■ **STATED EXERCISE**: Leaving the pictures aside, transcribe every line below exactly.

(Data extracted from a collection)
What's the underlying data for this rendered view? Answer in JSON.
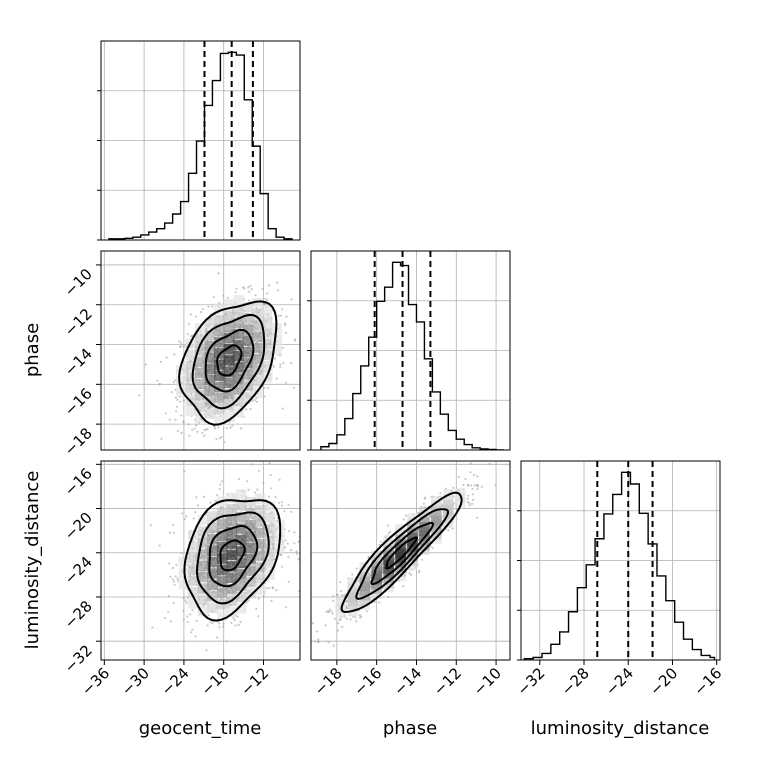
{
  "chart_data": {
    "type": "corner",
    "parameters": [
      "geocent_time",
      "phase",
      "luminosity_distance"
    ],
    "axis_labels": {
      "geocent_time": "geocent_time",
      "phase": "phase",
      "luminosity_distance": "luminosity_distance"
    },
    "ranges": {
      "geocent_time": [
        -36.5,
        -6.5
      ],
      "phase": [
        -19.3,
        -9.3
      ],
      "luminosity_distance": [
        -33.7,
        -15.7
      ]
    },
    "ticks": {
      "geocent_time": [
        -36,
        -30,
        -24,
        -18,
        -12
      ],
      "phase": [
        -18,
        -16,
        -14,
        -12,
        -10
      ],
      "luminosity_distance": [
        -32,
        -28,
        -24,
        -20,
        -16
      ]
    },
    "tick_labels": {
      "geocent_time": [
        "−36",
        "−30",
        "−24",
        "−18",
        "−12"
      ],
      "phase": [
        "−18",
        "−16",
        "−14",
        "−12",
        "−10"
      ],
      "luminosity_distance": [
        "−32",
        "−28",
        "−24",
        "−20",
        "−16"
      ]
    },
    "grid": true,
    "histograms": {
      "geocent_time": {
        "bin_edges": [
          -35.3,
          -34.1,
          -32.9,
          -31.7,
          -30.5,
          -29.3,
          -28.1,
          -26.9,
          -25.7,
          -24.5,
          -23.3,
          -22.1,
          -20.9,
          -19.7,
          -18.5,
          -17.3,
          -16.1,
          -14.9,
          -13.7,
          -12.5,
          -11.3,
          -10.1,
          -8.9,
          -7.7
        ],
        "counts": [
          2,
          2,
          3,
          5,
          9,
          14,
          20,
          30,
          46,
          68,
          118,
          175,
          238,
          282,
          330,
          332,
          327,
          248,
          166,
          82,
          20,
          5,
          2
        ]
      },
      "phase": {
        "bin_edges": [
          -18.8,
          -18.4,
          -18.0,
          -17.6,
          -17.2,
          -16.8,
          -16.4,
          -16.0,
          -15.6,
          -15.2,
          -14.8,
          -14.4,
          -14.0,
          -13.6,
          -13.2,
          -12.8,
          -12.4,
          -12.0,
          -11.6,
          -11.2,
          -10.8,
          -10.4,
          -10.0,
          -9.6
        ],
        "counts": [
          6,
          12,
          28,
          58,
          104,
          155,
          208,
          274,
          300,
          346,
          340,
          268,
          236,
          168,
          107,
          66,
          36,
          20,
          10,
          4,
          2,
          1,
          0
        ]
      },
      "luminosity_distance": {
        "bin_edges": [
          -33.4,
          -32.6,
          -31.8,
          -31.0,
          -30.2,
          -29.4,
          -28.6,
          -27.8,
          -27.0,
          -26.2,
          -25.4,
          -24.6,
          -23.8,
          -23.0,
          -22.2,
          -21.4,
          -20.6,
          -19.8,
          -19.0,
          -18.2,
          -17.4,
          -16.6,
          -16.2
        ],
        "counts": [
          2,
          4,
          10,
          24,
          43,
          74,
          111,
          146,
          186,
          224,
          254,
          288,
          270,
          225,
          178,
          129,
          91,
          58,
          32,
          16,
          7,
          4
        ]
      }
    },
    "quantiles": {
      "geocent_time": [
        -20.9,
        -16.8,
        -13.6
      ],
      "phase": [
        -16.1,
        -14.7,
        -13.3
      ],
      "luminosity_distance": [
        -26.8,
        -24.0,
        -21.8
      ]
    },
    "pairs": [
      {
        "x": "geocent_time",
        "y": "phase",
        "center": [
          -17.2,
          -14.8
        ],
        "std": [
          3.6,
          1.5
        ],
        "correlation": 0.35,
        "contour_levels_sigma": [
          0.5,
          1.0,
          1.5,
          2.0
        ]
      },
      {
        "x": "geocent_time",
        "y": "luminosity_distance",
        "center": [
          -16.8,
          -24.2
        ],
        "std": [
          3.6,
          2.7
        ],
        "correlation": 0.3,
        "contour_levels_sigma": [
          0.5,
          1.0,
          1.5,
          2.0
        ]
      },
      {
        "x": "phase",
        "y": "luminosity_distance",
        "center": [
          -14.8,
          -24.0
        ],
        "std": [
          1.5,
          2.7
        ],
        "correlation": 0.92,
        "contour_levels_sigma": [
          0.5,
          1.0,
          1.5,
          2.0
        ]
      }
    ]
  }
}
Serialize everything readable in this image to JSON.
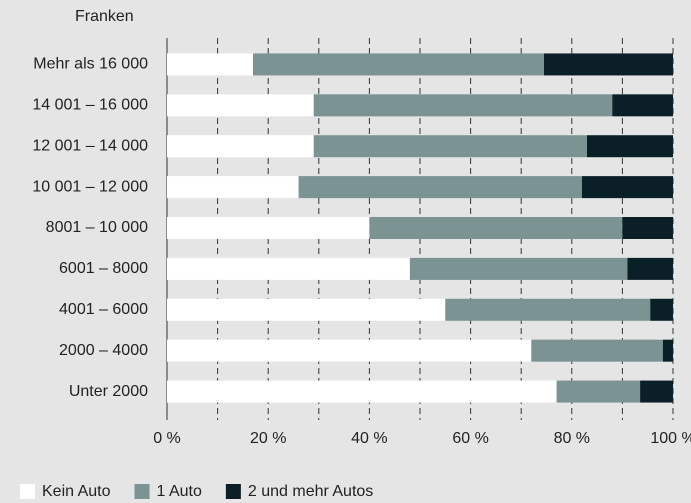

■ **ANSWER FOR THE TASK**:
What's the underlying data for this rendered view? Answer in JSON.
{
  "chart_data": {
    "type": "corner",
    "parameters": [
      "geocent_time",
      "phase",
      "luminosity_distance"
    ],
    "axis_labels": {
      "geocent_time": "geocent_time",
      "phase": "phase",
      "luminosity_distance": "luminosity_distance"
    },
    "ranges": {
      "geocent_time": [
        -36.5,
        -6.5
      ],
      "phase": [
        -19.3,
        -9.3
      ],
      "luminosity_distance": [
        -33.7,
        -15.7
      ]
    },
    "ticks": {
      "geocent_time": [
        -36,
        -30,
        -24,
        -18,
        -12
      ],
      "phase": [
        -18,
        -16,
        -14,
        -12,
        -10
      ],
      "luminosity_distance": [
        -32,
        -28,
        -24,
        -20,
        -16
      ]
    },
    "tick_labels": {
      "geocent_time": [
        "−36",
        "−30",
        "−24",
        "−18",
        "−12"
      ],
      "phase": [
        "−18",
        "−16",
        "−14",
        "−12",
        "−10"
      ],
      "luminosity_distance": [
        "−32",
        "−28",
        "−24",
        "−20",
        "−16"
      ]
    },
    "grid": true,
    "histograms": {
      "geocent_time": {
        "bin_edges": [
          -35.3,
          -34.1,
          -32.9,
          -31.7,
          -30.5,
          -29.3,
          -28.1,
          -26.9,
          -25.7,
          -24.5,
          -23.3,
          -22.1,
          -20.9,
          -19.7,
          -18.5,
          -17.3,
          -16.1,
          -14.9,
          -13.7,
          -12.5,
          -11.3,
          -10.1,
          -8.9,
          -7.7
        ],
        "counts": [
          2,
          2,
          3,
          5,
          9,
          14,
          20,
          30,
          46,
          68,
          118,
          175,
          238,
          282,
          330,
          332,
          327,
          248,
          166,
          82,
          20,
          5,
          2
        ]
      },
      "phase": {
        "bin_edges": [
          -18.8,
          -18.4,
          -18.0,
          -17.6,
          -17.2,
          -16.8,
          -16.4,
          -16.0,
          -15.6,
          -15.2,
          -14.8,
          -14.4,
          -14.0,
          -13.6,
          -13.2,
          -12.8,
          -12.4,
          -12.0,
          -11.6,
          -11.2,
          -10.8,
          -10.4,
          -10.0,
          -9.6
        ],
        "counts": [
          6,
          12,
          28,
          58,
          104,
          155,
          208,
          274,
          300,
          346,
          340,
          268,
          236,
          168,
          107,
          66,
          36,
          20,
          10,
          4,
          2,
          1,
          0
        ]
      },
      "luminosity_distance": {
        "bin_edges": [
          -33.4,
          -32.6,
          -31.8,
          -31.0,
          -30.2,
          -29.4,
          -28.6,
          -27.8,
          -27.0,
          -26.2,
          -25.4,
          -24.6,
          -23.8,
          -23.0,
          -22.2,
          -21.4,
          -20.6,
          -19.8,
          -19.0,
          -18.2,
          -17.4,
          -16.6,
          -16.2
        ],
        "counts": [
          2,
          4,
          10,
          24,
          43,
          74,
          111,
          146,
          186,
          224,
          254,
          288,
          270,
          225,
          178,
          129,
          91,
          58,
          32,
          16,
          7,
          4
        ]
      }
    },
    "quantiles": {
      "geocent_time": [
        -20.9,
        -16.8,
        -13.6
      ],
      "phase": [
        -16.1,
        -14.7,
        -13.3
      ],
      "luminosity_distance": [
        -26.8,
        -24.0,
        -21.8
      ]
    },
    "pairs": [
      {
        "x": "geocent_time",
        "y": "phase",
        "center": [
          -17.2,
          -14.8
        ],
        "std": [
          3.6,
          1.5
        ],
        "correlation": 0.35,
        "contour_levels_sigma": [
          0.5,
          1.0,
          1.5,
          2.0
        ]
      },
      {
        "x": "geocent_time",
        "y": "luminosity_distance",
        "center": [
          -16.8,
          -24.2
        ],
        "std": [
          3.6,
          2.7
        ],
        "correlation": 0.3,
        "contour_levels_sigma": [
          0.5,
          1.0,
          1.5,
          2.0
        ]
      },
      {
        "x": "phase",
        "y": "luminosity_distance",
        "center": [
          -14.8,
          -24.0
        ],
        "std": [
          1.5,
          2.7
        ],
        "correlation": 0.92,
        "contour_levels_sigma": [
          0.5,
          1.0,
          1.5,
          2.0
        ]
      }
    ]
  }
}
Serialize everything readable in this image to JSON.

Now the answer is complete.